*Brief*. Pick out every line holding the string "icon" and copy it.

*Material for this task*.
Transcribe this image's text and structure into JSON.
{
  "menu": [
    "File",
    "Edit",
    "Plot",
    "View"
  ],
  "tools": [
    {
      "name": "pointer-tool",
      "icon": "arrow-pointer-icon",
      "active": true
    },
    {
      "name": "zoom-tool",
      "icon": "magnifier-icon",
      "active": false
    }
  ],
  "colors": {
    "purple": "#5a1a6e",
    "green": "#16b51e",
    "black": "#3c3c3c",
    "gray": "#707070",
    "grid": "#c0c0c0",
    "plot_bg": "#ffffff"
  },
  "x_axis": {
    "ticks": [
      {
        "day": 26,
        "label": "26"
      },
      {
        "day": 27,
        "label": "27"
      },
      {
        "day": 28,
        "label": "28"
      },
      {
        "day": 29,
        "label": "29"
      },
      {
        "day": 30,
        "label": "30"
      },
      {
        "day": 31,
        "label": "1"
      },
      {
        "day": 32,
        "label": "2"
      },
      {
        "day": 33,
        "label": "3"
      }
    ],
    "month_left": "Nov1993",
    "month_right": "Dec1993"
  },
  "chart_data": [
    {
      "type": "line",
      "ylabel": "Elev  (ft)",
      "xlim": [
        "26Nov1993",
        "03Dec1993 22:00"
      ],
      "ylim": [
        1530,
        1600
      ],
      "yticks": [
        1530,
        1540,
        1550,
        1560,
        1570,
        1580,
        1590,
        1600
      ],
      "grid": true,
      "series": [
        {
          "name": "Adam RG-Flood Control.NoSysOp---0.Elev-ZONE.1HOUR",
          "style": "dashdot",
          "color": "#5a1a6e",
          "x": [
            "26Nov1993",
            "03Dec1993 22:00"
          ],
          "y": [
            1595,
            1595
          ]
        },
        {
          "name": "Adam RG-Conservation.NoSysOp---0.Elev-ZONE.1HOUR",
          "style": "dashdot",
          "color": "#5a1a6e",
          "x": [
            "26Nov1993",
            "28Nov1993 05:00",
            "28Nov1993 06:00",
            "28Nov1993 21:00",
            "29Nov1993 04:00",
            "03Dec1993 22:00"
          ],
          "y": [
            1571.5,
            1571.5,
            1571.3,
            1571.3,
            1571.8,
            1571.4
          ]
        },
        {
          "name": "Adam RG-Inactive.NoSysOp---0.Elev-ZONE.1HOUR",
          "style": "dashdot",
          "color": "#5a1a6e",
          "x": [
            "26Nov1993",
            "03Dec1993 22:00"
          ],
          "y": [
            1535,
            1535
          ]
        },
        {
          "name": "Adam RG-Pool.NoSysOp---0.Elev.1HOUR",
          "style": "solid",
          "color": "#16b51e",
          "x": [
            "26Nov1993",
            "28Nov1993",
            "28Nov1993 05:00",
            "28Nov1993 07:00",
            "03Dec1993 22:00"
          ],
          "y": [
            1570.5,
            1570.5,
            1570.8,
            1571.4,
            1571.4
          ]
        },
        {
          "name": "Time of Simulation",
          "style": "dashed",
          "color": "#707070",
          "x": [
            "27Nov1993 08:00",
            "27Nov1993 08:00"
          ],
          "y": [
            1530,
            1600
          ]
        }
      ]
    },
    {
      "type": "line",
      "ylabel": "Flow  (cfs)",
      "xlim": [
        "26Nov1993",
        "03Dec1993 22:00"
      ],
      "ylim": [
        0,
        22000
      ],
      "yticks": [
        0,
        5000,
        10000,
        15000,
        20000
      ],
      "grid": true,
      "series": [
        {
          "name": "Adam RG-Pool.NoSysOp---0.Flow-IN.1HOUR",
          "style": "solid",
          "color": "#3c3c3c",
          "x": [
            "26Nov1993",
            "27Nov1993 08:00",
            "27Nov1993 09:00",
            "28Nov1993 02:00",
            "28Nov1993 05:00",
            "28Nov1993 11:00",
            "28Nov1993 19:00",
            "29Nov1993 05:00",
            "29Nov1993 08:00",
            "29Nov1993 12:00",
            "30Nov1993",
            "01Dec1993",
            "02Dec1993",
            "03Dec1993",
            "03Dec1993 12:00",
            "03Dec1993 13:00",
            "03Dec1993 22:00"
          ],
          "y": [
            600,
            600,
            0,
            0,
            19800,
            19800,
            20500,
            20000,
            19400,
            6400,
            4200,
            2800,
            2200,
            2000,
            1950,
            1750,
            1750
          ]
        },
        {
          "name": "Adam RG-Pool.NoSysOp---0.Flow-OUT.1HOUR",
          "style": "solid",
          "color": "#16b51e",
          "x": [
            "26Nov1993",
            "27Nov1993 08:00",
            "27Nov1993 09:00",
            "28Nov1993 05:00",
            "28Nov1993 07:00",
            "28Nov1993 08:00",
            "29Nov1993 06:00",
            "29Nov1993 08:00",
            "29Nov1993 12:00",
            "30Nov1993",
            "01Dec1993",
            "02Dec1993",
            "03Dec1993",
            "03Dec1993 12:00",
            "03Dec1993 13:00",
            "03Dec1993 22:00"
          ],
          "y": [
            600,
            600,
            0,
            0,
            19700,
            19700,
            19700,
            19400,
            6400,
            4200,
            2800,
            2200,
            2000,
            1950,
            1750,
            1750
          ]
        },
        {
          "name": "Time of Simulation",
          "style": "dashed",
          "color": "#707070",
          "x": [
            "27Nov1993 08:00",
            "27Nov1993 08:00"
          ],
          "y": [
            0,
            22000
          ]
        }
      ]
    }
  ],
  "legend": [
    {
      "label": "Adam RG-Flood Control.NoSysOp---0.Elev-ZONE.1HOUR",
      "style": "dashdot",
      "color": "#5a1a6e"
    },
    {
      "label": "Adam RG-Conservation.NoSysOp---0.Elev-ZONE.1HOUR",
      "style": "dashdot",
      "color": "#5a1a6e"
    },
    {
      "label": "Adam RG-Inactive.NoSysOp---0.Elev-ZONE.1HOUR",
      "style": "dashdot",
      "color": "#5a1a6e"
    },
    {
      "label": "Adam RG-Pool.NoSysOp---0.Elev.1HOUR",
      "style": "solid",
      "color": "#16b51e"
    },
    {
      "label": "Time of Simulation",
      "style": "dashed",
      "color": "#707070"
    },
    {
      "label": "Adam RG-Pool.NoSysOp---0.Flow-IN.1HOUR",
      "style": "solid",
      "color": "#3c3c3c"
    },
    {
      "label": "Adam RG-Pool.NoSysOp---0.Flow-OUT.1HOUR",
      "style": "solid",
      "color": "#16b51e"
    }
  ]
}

*Correct answer*.
      "icon": "arrow-pointer-icon",
      "icon": "magnifier-icon",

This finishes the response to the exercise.